-------- Items --------

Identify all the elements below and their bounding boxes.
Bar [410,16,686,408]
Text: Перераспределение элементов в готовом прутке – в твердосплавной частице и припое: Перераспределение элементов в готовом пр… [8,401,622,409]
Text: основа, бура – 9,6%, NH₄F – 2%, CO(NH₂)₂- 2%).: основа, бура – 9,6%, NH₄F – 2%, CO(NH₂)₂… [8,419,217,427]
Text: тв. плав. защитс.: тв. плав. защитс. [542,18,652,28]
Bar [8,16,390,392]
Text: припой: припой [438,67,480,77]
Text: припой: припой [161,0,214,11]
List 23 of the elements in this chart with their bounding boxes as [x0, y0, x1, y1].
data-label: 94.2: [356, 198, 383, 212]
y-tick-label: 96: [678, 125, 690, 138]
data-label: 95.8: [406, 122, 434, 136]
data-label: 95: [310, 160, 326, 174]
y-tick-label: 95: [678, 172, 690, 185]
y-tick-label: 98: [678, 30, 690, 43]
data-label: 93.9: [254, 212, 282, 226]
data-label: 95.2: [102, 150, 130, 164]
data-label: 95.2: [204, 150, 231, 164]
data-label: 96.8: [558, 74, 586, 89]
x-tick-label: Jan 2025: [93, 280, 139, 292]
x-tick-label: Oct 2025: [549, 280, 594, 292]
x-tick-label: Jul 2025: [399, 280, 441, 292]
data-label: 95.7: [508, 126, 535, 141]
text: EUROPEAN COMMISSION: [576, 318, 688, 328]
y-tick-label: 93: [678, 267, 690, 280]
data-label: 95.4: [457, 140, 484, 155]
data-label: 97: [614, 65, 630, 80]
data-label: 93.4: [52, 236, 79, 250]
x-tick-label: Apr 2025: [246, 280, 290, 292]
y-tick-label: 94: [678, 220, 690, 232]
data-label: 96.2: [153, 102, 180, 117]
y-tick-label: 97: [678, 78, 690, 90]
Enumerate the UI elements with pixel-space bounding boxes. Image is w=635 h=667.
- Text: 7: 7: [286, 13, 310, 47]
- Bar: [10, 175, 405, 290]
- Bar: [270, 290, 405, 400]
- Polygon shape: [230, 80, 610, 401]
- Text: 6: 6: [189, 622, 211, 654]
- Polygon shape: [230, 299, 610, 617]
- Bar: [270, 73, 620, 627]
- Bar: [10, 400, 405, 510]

--------

• **Direction**
Reproduce every line of the records above word for word, in the same order.

• **Result for this task**
Identify all the elements below and their bounding boxes.
Bar [410,16,686,408]
Text: Перераспределение элементов в готовом прутке – в твердосплавной частице и припое: Перераспределение элементов в готовом пр… [8,401,622,409]
Text: основа, бура – 9,6%, NH₄F – 2%, CO(NH₂)₂- 2%).: основа, бура – 9,6%, NH₄F – 2%, CO(NH₂)₂… [8,419,217,427]
Text: тв. плав. защитс.: тв. плав. защитс. [542,18,652,28]
Bar [8,16,390,392]
Text: припой: припой [438,67,480,77]
Text: припой: припой [161,0,214,11]
List 23 of the elements in this chart with their bounding boxes as [x0, y0, x1, y1].
data-label: 94.2: [356, 198, 383, 212]
y-tick-label: 96: [678, 125, 690, 138]
data-label: 95.8: [406, 122, 434, 136]
data-label: 95: [310, 160, 326, 174]
y-tick-label: 95: [678, 172, 690, 185]
y-tick-label: 98: [678, 30, 690, 43]
data-label: 93.9: [254, 212, 282, 226]
data-label: 95.2: [102, 150, 130, 164]
data-label: 95.2: [204, 150, 231, 164]
data-label: 96.8: [558, 74, 586, 89]
x-tick-label: Jan 2025: [93, 280, 139, 292]
x-tick-label: Oct 2025: [549, 280, 594, 292]
x-tick-label: Jul 2025: [399, 280, 441, 292]
data-label: 95.7: [508, 126, 535, 141]
text: EUROPEAN COMMISSION: [576, 318, 688, 328]
y-tick-label: 93: [678, 267, 690, 280]
data-label: 95.4: [457, 140, 484, 155]
data-label: 97: [614, 65, 630, 80]
data-label: 93.4: [52, 236, 79, 250]
x-tick-label: Apr 2025: [246, 280, 290, 292]
y-tick-label: 94: [678, 220, 690, 232]
data-label: 96.2: [153, 102, 180, 117]
y-tick-label: 97: [678, 78, 690, 90]
Enumerate the UI elements with pixel-space bounding boxes. Image is w=635 h=667.
- Text: 7: 7: [286, 13, 310, 47]
- Bar: [10, 175, 405, 290]
- Bar: [270, 290, 405, 400]
- Polygon shape: [230, 80, 610, 401]
- Text: 6: 6: [189, 622, 211, 654]
- Polygon shape: [230, 299, 610, 617]
- Bar: [270, 73, 620, 627]
- Bar: [10, 400, 405, 510]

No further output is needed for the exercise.